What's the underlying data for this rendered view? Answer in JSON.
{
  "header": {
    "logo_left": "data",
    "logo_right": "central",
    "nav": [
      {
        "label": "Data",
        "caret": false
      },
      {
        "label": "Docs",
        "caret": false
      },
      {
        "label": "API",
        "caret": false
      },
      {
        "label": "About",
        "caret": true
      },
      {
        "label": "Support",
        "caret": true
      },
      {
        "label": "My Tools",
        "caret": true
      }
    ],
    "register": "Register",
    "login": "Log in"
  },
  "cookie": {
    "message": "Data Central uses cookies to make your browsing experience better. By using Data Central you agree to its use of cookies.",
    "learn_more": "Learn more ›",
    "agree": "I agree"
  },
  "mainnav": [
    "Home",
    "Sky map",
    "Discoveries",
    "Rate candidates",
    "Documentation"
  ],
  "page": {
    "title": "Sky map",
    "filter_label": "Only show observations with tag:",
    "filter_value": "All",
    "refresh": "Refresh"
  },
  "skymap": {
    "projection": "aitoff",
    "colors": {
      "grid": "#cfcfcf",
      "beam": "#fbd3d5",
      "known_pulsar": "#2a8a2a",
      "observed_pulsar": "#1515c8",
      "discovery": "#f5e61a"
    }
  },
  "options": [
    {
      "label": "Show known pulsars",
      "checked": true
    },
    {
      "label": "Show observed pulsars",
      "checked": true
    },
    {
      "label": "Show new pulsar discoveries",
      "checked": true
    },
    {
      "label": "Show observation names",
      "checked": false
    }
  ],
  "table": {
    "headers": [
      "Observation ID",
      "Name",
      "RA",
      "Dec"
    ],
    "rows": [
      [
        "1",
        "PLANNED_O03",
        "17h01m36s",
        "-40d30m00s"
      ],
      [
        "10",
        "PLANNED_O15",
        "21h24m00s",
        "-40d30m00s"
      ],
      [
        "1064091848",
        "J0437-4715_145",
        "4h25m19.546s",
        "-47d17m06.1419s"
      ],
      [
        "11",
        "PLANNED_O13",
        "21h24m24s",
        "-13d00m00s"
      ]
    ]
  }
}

-*-

■ **TASK PROMPT**: Print every entry exactly as written.

■ **RESULT**:
What's the underlying data for this rendered view? Answer in JSON.
{
  "header": {
    "logo_left": "data",
    "logo_right": "central",
    "nav": [
      {
        "label": "Data",
        "caret": false
      },
      {
        "label": "Docs",
        "caret": false
      },
      {
        "label": "API",
        "caret": false
      },
      {
        "label": "About",
        "caret": true
      },
      {
        "label": "Support",
        "caret": true
      },
      {
        "label": "My Tools",
        "caret": true
      }
    ],
    "register": "Register",
    "login": "Log in"
  },
  "cookie": {
    "message": "Data Central uses cookies to make your browsing experience better. By using Data Central you agree to its use of cookies.",
    "learn_more": "Learn more ›",
    "agree": "I agree"
  },
  "mainnav": [
    "Home",
    "Sky map",
    "Discoveries",
    "Rate candidates",
    "Documentation"
  ],
  "page": {
    "title": "Sky map",
    "filter_label": "Only show observations with tag:",
    "filter_value": "All",
    "refresh": "Refresh"
  },
  "skymap": {
    "projection": "aitoff",
    "colors": {
      "grid": "#cfcfcf",
      "beam": "#fbd3d5",
      "known_pulsar": "#2a8a2a",
      "observed_pulsar": "#1515c8",
      "discovery": "#f5e61a"
    }
  },
  "options": [
    {
      "label": "Show known pulsars",
      "checked": true
    },
    {
      "label": "Show observed pulsars",
      "checked": true
    },
    {
      "label": "Show new pulsar discoveries",
      "checked": true
    },
    {
      "label": "Show observation names",
      "checked": false
    }
  ],
  "table": {
    "headers": [
      "Observation ID",
      "Name",
      "RA",
      "Dec"
    ],
    "rows": [
      [
        "1",
        "PLANNED_O03",
        "17h01m36s",
        "-40d30m00s"
      ],
      [
        "10",
        "PLANNED_O15",
        "21h24m00s",
        "-40d30m00s"
      ],
      [
        "1064091848",
        "J0437-4715_145",
        "4h25m19.546s",
        "-47d17m06.1419s"
      ],
      [
        "11",
        "PLANNED_O13",
        "21h24m24s",
        "-13d00m00s"
      ]
    ]
  }
}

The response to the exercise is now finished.